» **GIVEN EXERCISE**
Everything in the data should be repeated exactly, save for the images.

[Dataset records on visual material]
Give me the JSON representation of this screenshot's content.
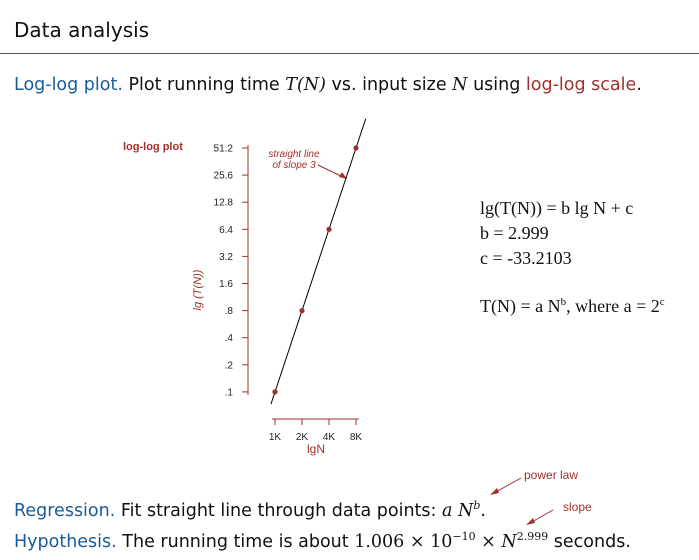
{
  "slide": {
    "title": "Data analysis"
  },
  "intro": {
    "term": "Log-log plot.",
    "text_before": "Plot running time",
    "tn": "T(N)",
    "text_mid": "vs. input size",
    "n": "N",
    "text_using": "using",
    "scale_term": "log-log scale",
    "end": "."
  },
  "plot": {
    "legend_label": "log-log plot",
    "y_axis_label": "lg (T(N))",
    "x_axis_label": "lgN",
    "annotation": [
      "straight line",
      "of slope 3"
    ],
    "y_ticks": [
      "51.2",
      "25.6",
      "12.8",
      "6.4",
      "3.2",
      "1.6",
      ".8",
      ".4",
      ".2",
      ".1"
    ],
    "x_ticks": [
      "1K",
      "2K",
      "4K",
      "8K"
    ],
    "colors": {
      "accent": "#a0302b",
      "line": "#000000"
    }
  },
  "chart_data": {
    "type": "scatter",
    "title": "log-log plot",
    "xlabel": "lgN",
    "ylabel": "lg (T(N))",
    "x_scale": "log2",
    "y_scale": "log2",
    "x": [
      1000,
      2000,
      4000,
      8000
    ],
    "y": [
      0.1,
      0.8,
      6.4,
      51.2
    ],
    "fit": {
      "slope": 2.999,
      "intercept": -33.2103
    },
    "grid": false
  },
  "equations": {
    "line1": "lg(T(N)) = b lg N + c",
    "line2": "b = 2.999",
    "line3": "c = -33.2103",
    "line4_prefix": "T(N) = a N",
    "line4_exp": "b",
    "line4_suffix": ", where a = 2",
    "line4_exp2": "c"
  },
  "regression": {
    "term": "Regression.",
    "text": "Fit straight line through data points:",
    "formula_base": "a N",
    "formula_exp": "b",
    "end": "."
  },
  "hypothesis": {
    "term": "Hypothesis.",
    "text": "The running time is about",
    "coef": "1.006 × 10",
    "coef_exp": "−10",
    "times": "× N",
    "n_exp": "2.999",
    "end": "seconds."
  },
  "annotations": {
    "power_law": "power law",
    "slope": "slope"
  }
}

» **SOLUTION**
Give me the JSON representation of this screenshot's content.
{
  "slide": {
    "title": "Data analysis"
  },
  "intro": {
    "term": "Log-log plot.",
    "text_before": "Plot running time",
    "tn": "T(N)",
    "text_mid": "vs. input size",
    "n": "N",
    "text_using": "using",
    "scale_term": "log-log scale",
    "end": "."
  },
  "plot": {
    "legend_label": "log-log plot",
    "y_axis_label": "lg (T(N))",
    "x_axis_label": "lgN",
    "annotation": [
      "straight line",
      "of slope 3"
    ],
    "y_ticks": [
      "51.2",
      "25.6",
      "12.8",
      "6.4",
      "3.2",
      "1.6",
      ".8",
      ".4",
      ".2",
      ".1"
    ],
    "x_ticks": [
      "1K",
      "2K",
      "4K",
      "8K"
    ],
    "colors": {
      "accent": "#a0302b",
      "line": "#000000"
    }
  },
  "chart_data": {
    "type": "scatter",
    "title": "log-log plot",
    "xlabel": "lgN",
    "ylabel": "lg (T(N))",
    "x_scale": "log2",
    "y_scale": "log2",
    "x": [
      1000,
      2000,
      4000,
      8000
    ],
    "y": [
      0.1,
      0.8,
      6.4,
      51.2
    ],
    "fit": {
      "slope": 2.999,
      "intercept": -33.2103
    },
    "grid": false
  },
  "equations": {
    "line1": "lg(T(N)) = b lg N + c",
    "line2": "b = 2.999",
    "line3": "c = -33.2103",
    "line4_prefix": "T(N) = a N",
    "line4_exp": "b",
    "line4_suffix": ", where a = 2",
    "line4_exp2": "c"
  },
  "regression": {
    "term": "Regression.",
    "text": "Fit straight line through data points:",
    "formula_base": "a N",
    "formula_exp": "b",
    "end": "."
  },
  "hypothesis": {
    "term": "Hypothesis.",
    "text": "The running time is about",
    "coef": "1.006 × 10",
    "coef_exp": "−10",
    "times": "× N",
    "n_exp": "2.999",
    "end": "seconds."
  },
  "annotations": {
    "power_law": "power law",
    "slope": "slope"
  }
}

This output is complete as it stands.